— START OF Records supplied —

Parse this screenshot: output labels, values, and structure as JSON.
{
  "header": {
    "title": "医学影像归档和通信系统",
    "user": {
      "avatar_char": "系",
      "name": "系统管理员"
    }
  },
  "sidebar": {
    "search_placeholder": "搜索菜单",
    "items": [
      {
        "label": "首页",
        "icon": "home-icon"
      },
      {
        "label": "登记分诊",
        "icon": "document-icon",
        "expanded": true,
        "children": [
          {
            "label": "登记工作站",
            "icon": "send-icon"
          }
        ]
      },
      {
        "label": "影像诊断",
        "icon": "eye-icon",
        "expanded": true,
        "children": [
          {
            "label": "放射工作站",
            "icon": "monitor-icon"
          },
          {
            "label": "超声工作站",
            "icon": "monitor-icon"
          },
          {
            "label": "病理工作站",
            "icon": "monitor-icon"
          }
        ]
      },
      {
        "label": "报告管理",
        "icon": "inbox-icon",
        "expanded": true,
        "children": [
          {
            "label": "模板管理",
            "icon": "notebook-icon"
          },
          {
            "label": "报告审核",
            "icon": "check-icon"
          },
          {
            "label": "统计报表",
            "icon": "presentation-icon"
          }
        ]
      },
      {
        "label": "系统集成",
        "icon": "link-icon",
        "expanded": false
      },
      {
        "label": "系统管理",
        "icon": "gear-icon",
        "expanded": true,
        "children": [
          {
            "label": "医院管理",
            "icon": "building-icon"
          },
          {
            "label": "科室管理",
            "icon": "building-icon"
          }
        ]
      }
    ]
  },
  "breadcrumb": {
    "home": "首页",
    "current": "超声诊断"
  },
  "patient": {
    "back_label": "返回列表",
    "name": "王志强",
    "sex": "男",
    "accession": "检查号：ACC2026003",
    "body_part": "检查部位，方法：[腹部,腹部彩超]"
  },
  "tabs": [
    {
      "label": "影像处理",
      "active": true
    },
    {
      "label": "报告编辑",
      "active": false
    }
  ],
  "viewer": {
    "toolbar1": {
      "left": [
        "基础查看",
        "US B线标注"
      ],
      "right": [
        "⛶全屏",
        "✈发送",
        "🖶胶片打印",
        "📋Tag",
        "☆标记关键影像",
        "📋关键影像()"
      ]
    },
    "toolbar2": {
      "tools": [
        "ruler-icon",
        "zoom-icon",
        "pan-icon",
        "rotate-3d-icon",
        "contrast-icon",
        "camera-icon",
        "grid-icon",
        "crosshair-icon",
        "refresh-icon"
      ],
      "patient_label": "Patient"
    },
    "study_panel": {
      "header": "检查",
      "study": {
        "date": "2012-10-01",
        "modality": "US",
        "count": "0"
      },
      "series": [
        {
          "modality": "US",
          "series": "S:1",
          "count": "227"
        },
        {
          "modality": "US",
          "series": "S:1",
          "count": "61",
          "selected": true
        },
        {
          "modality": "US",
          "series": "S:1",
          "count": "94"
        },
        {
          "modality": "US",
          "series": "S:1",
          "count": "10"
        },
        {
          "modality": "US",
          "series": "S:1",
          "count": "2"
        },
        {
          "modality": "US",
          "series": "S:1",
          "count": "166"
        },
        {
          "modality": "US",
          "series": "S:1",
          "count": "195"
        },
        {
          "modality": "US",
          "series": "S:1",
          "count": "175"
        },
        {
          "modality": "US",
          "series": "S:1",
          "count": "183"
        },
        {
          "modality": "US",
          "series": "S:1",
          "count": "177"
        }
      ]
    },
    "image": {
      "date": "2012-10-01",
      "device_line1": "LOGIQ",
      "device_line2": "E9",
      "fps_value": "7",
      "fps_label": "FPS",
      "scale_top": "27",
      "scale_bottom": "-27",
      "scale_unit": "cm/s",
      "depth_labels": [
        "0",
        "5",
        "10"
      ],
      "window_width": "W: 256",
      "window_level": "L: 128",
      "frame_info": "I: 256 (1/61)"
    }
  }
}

— END OF Records supplied —

### [What the task asks]
Above are some records; repeat all of them exactly.

### [Worked answer]
Parse this screenshot: output labels, values, and structure as JSON.
{
  "header": {
    "title": "医学影像归档和通信系统",
    "user": {
      "avatar_char": "系",
      "name": "系统管理员"
    }
  },
  "sidebar": {
    "search_placeholder": "搜索菜单",
    "items": [
      {
        "label": "首页",
        "icon": "home-icon"
      },
      {
        "label": "登记分诊",
        "icon": "document-icon",
        "expanded": true,
        "children": [
          {
            "label": "登记工作站",
            "icon": "send-icon"
          }
        ]
      },
      {
        "label": "影像诊断",
        "icon": "eye-icon",
        "expanded": true,
        "children": [
          {
            "label": "放射工作站",
            "icon": "monitor-icon"
          },
          {
            "label": "超声工作站",
            "icon": "monitor-icon"
          },
          {
            "label": "病理工作站",
            "icon": "monitor-icon"
          }
        ]
      },
      {
        "label": "报告管理",
        "icon": "inbox-icon",
        "expanded": true,
        "children": [
          {
            "label": "模板管理",
            "icon": "notebook-icon"
          },
          {
            "label": "报告审核",
            "icon": "check-icon"
          },
          {
            "label": "统计报表",
            "icon": "presentation-icon"
          }
        ]
      },
      {
        "label": "系统集成",
        "icon": "link-icon",
        "expanded": false
      },
      {
        "label": "系统管理",
        "icon": "gear-icon",
        "expanded": true,
        "children": [
          {
            "label": "医院管理",
            "icon": "building-icon"
          },
          {
            "label": "科室管理",
            "icon": "building-icon"
          }
        ]
      }
    ]
  },
  "breadcrumb": {
    "home": "首页",
    "current": "超声诊断"
  },
  "patient": {
    "back_label": "返回列表",
    "name": "王志强",
    "sex": "男",
    "accession": "检查号：ACC2026003",
    "body_part": "检查部位，方法：[腹部,腹部彩超]"
  },
  "tabs": [
    {
      "label": "影像处理",
      "active": true
    },
    {
      "label": "报告编辑",
      "active": false
    }
  ],
  "viewer": {
    "toolbar1": {
      "left": [
        "基础查看",
        "US B线标注"
      ],
      "right": [
        "⛶全屏",
        "✈发送",
        "🖶胶片打印",
        "📋Tag",
        "☆标记关键影像",
        "📋关键影像()"
      ]
    },
    "toolbar2": {
      "tools": [
        "ruler-icon",
        "zoom-icon",
        "pan-icon",
        "rotate-3d-icon",
        "contrast-icon",
        "camera-icon",
        "grid-icon",
        "crosshair-icon",
        "refresh-icon"
      ],
      "patient_label": "Patient"
    },
    "study_panel": {
      "header": "检查",
      "study": {
        "date": "2012-10-01",
        "modality": "US",
        "count": "0"
      },
      "series": [
        {
          "modality": "US",
          "series": "S:1",
          "count": "227"
        },
        {
          "modality": "US",
          "series": "S:1",
          "count": "61",
          "selected": true
        },
        {
          "modality": "US",
          "series": "S:1",
          "count": "94"
        },
        {
          "modality": "US",
          "series": "S:1",
          "count": "10"
        },
        {
          "modality": "US",
          "series": "S:1",
          "count": "2"
        },
        {
          "modality": "US",
          "series": "S:1",
          "count": "166"
        },
        {
          "modality": "US",
          "series": "S:1",
          "count": "195"
        },
        {
          "modality": "US",
          "series": "S:1",
          "count": "175"
        },
        {
          "modality": "US",
          "series": "S:1",
          "count": "183"
        },
        {
          "modality": "US",
          "series": "S:1",
          "count": "177"
        }
      ]
    },
    "image": {
      "date": "2012-10-01",
      "device_line1": "LOGIQ",
      "device_line2": "E9",
      "fps_value": "7",
      "fps_label": "FPS",
      "scale_top": "27",
      "scale_bottom": "-27",
      "scale_unit": "cm/s",
      "depth_labels": [
        "0",
        "5",
        "10"
      ],
      "window_width": "W: 256",
      "window_level": "L: 128",
      "frame_info": "I: 256 (1/61)"
    }
  }
}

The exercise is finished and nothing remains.